Dataset listings of figures:

____

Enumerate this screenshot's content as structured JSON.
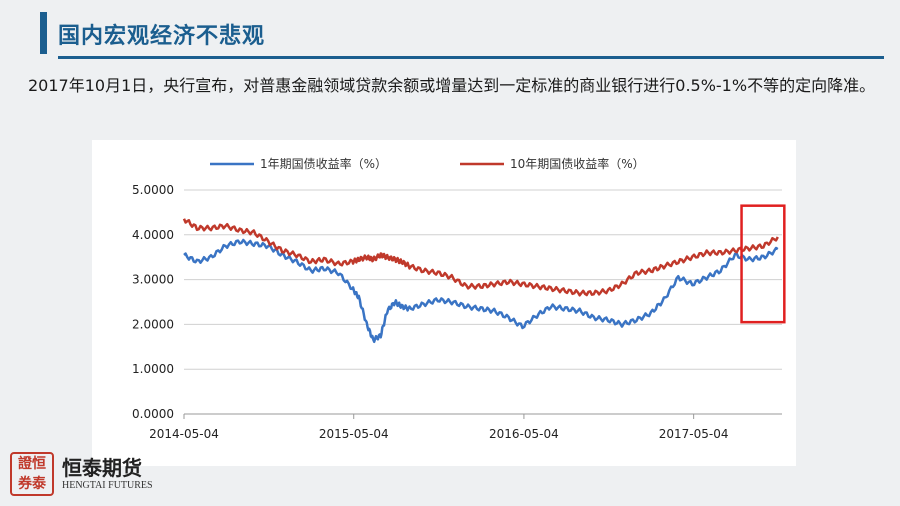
{
  "slide": {
    "title": "国内宏观经济不悲观",
    "subtitle_prefix": "2017年10月1日，央行宣布，对普惠金融领域贷款余额或增量达到一定标准的商业银行进行0.5%-1%不等的定向降准。"
  },
  "logo": {
    "seal_text": "證券 恒泰",
    "name": "恒泰期货",
    "english": "HENGTAI FUTURES"
  },
  "colors": {
    "accent": "#1b5e8f",
    "series_1y": "#3a74c4",
    "series_10y": "#c0392b",
    "highlight_box": "#e02020"
  },
  "chart_data": {
    "type": "line",
    "title": "",
    "xlabel": "",
    "ylabel": "",
    "ylim": [
      0,
      5
    ],
    "yticks": [
      "0.0000",
      "1.0000",
      "2.0000",
      "3.0000",
      "4.0000",
      "5.0000"
    ],
    "xticks": [
      "2014-05-04",
      "2015-05-04",
      "2016-05-04",
      "2017-05-04"
    ],
    "legend_position": "top",
    "grid": "horizontal",
    "highlight": {
      "x_start": "2017-08-15",
      "x_end": "2017-11-15",
      "y_range": [
        2.05,
        4.65
      ]
    },
    "x": [
      "2014-05-04",
      "2014-06-01",
      "2014-07-01",
      "2014-08-01",
      "2014-09-01",
      "2014-10-01",
      "2014-11-01",
      "2014-12-01",
      "2015-01-01",
      "2015-02-01",
      "2015-03-01",
      "2015-04-01",
      "2015-05-01",
      "2015-05-15",
      "2015-06-01",
      "2015-06-15",
      "2015-07-01",
      "2015-07-15",
      "2015-08-01",
      "2015-08-15",
      "2015-09-01",
      "2015-10-01",
      "2015-11-01",
      "2015-12-01",
      "2016-01-01",
      "2016-02-01",
      "2016-03-01",
      "2016-04-01",
      "2016-05-01",
      "2016-06-01",
      "2016-07-01",
      "2016-08-01",
      "2016-09-01",
      "2016-10-01",
      "2016-11-01",
      "2016-12-01",
      "2017-01-01",
      "2017-02-01",
      "2017-03-01",
      "2017-04-01",
      "2017-05-01",
      "2017-06-01",
      "2017-07-01",
      "2017-08-01",
      "2017-09-01",
      "2017-10-01",
      "2017-11-01"
    ],
    "series": [
      {
        "name": "1年期国债收益率（%）",
        "values": [
          3.55,
          3.4,
          3.5,
          3.75,
          3.85,
          3.8,
          3.75,
          3.55,
          3.4,
          3.2,
          3.25,
          3.15,
          2.8,
          2.6,
          2.0,
          1.65,
          1.75,
          2.3,
          2.5,
          2.4,
          2.35,
          2.45,
          2.55,
          2.5,
          2.4,
          2.35,
          2.3,
          2.15,
          1.95,
          2.2,
          2.4,
          2.35,
          2.3,
          2.15,
          2.1,
          2.0,
          2.1,
          2.25,
          2.55,
          3.05,
          2.9,
          3.05,
          3.2,
          3.55,
          3.45,
          3.5,
          3.68
        ]
      },
      {
        "name": "10年期国债收益率（%）",
        "values": [
          4.35,
          4.15,
          4.15,
          4.2,
          4.1,
          4.05,
          3.85,
          3.65,
          3.55,
          3.4,
          3.45,
          3.35,
          3.4,
          3.45,
          3.5,
          3.45,
          3.55,
          3.5,
          3.45,
          3.4,
          3.3,
          3.2,
          3.15,
          3.05,
          2.85,
          2.85,
          2.9,
          2.95,
          2.9,
          2.85,
          2.8,
          2.75,
          2.7,
          2.7,
          2.75,
          2.9,
          3.15,
          3.2,
          3.3,
          3.4,
          3.5,
          3.6,
          3.6,
          3.65,
          3.7,
          3.75,
          3.95
        ]
      }
    ]
  }
}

____

● **Work instructions**
Leave out the pictures and copy every record above exactly.

● **Answer to the task**
Enumerate this screenshot's content as structured JSON.
{
  "slide": {
    "title": "国内宏观经济不悲观",
    "subtitle_prefix": "2017年10月1日，央行宣布，对普惠金融领域贷款余额或增量达到一定标准的商业银行进行0.5%-1%不等的定向降准。"
  },
  "logo": {
    "seal_text": "證券 恒泰",
    "name": "恒泰期货",
    "english": "HENGTAI FUTURES"
  },
  "colors": {
    "accent": "#1b5e8f",
    "series_1y": "#3a74c4",
    "series_10y": "#c0392b",
    "highlight_box": "#e02020"
  },
  "chart_data": {
    "type": "line",
    "title": "",
    "xlabel": "",
    "ylabel": "",
    "ylim": [
      0,
      5
    ],
    "yticks": [
      "0.0000",
      "1.0000",
      "2.0000",
      "3.0000",
      "4.0000",
      "5.0000"
    ],
    "xticks": [
      "2014-05-04",
      "2015-05-04",
      "2016-05-04",
      "2017-05-04"
    ],
    "legend_position": "top",
    "grid": "horizontal",
    "highlight": {
      "x_start": "2017-08-15",
      "x_end": "2017-11-15",
      "y_range": [
        2.05,
        4.65
      ]
    },
    "x": [
      "2014-05-04",
      "2014-06-01",
      "2014-07-01",
      "2014-08-01",
      "2014-09-01",
      "2014-10-01",
      "2014-11-01",
      "2014-12-01",
      "2015-01-01",
      "2015-02-01",
      "2015-03-01",
      "2015-04-01",
      "2015-05-01",
      "2015-05-15",
      "2015-06-01",
      "2015-06-15",
      "2015-07-01",
      "2015-07-15",
      "2015-08-01",
      "2015-08-15",
      "2015-09-01",
      "2015-10-01",
      "2015-11-01",
      "2015-12-01",
      "2016-01-01",
      "2016-02-01",
      "2016-03-01",
      "2016-04-01",
      "2016-05-01",
      "2016-06-01",
      "2016-07-01",
      "2016-08-01",
      "2016-09-01",
      "2016-10-01",
      "2016-11-01",
      "2016-12-01",
      "2017-01-01",
      "2017-02-01",
      "2017-03-01",
      "2017-04-01",
      "2017-05-01",
      "2017-06-01",
      "2017-07-01",
      "2017-08-01",
      "2017-09-01",
      "2017-10-01",
      "2017-11-01"
    ],
    "series": [
      {
        "name": "1年期国债收益率（%）",
        "values": [
          3.55,
          3.4,
          3.5,
          3.75,
          3.85,
          3.8,
          3.75,
          3.55,
          3.4,
          3.2,
          3.25,
          3.15,
          2.8,
          2.6,
          2.0,
          1.65,
          1.75,
          2.3,
          2.5,
          2.4,
          2.35,
          2.45,
          2.55,
          2.5,
          2.4,
          2.35,
          2.3,
          2.15,
          1.95,
          2.2,
          2.4,
          2.35,
          2.3,
          2.15,
          2.1,
          2.0,
          2.1,
          2.25,
          2.55,
          3.05,
          2.9,
          3.05,
          3.2,
          3.55,
          3.45,
          3.5,
          3.68
        ]
      },
      {
        "name": "10年期国债收益率（%）",
        "values": [
          4.35,
          4.15,
          4.15,
          4.2,
          4.1,
          4.05,
          3.85,
          3.65,
          3.55,
          3.4,
          3.45,
          3.35,
          3.4,
          3.45,
          3.5,
          3.45,
          3.55,
          3.5,
          3.45,
          3.4,
          3.3,
          3.2,
          3.15,
          3.05,
          2.85,
          2.85,
          2.9,
          2.95,
          2.9,
          2.85,
          2.8,
          2.75,
          2.7,
          2.7,
          2.75,
          2.9,
          3.15,
          3.2,
          3.3,
          3.4,
          3.5,
          3.6,
          3.6,
          3.65,
          3.7,
          3.75,
          3.95
        ]
      }
    ]
  }
}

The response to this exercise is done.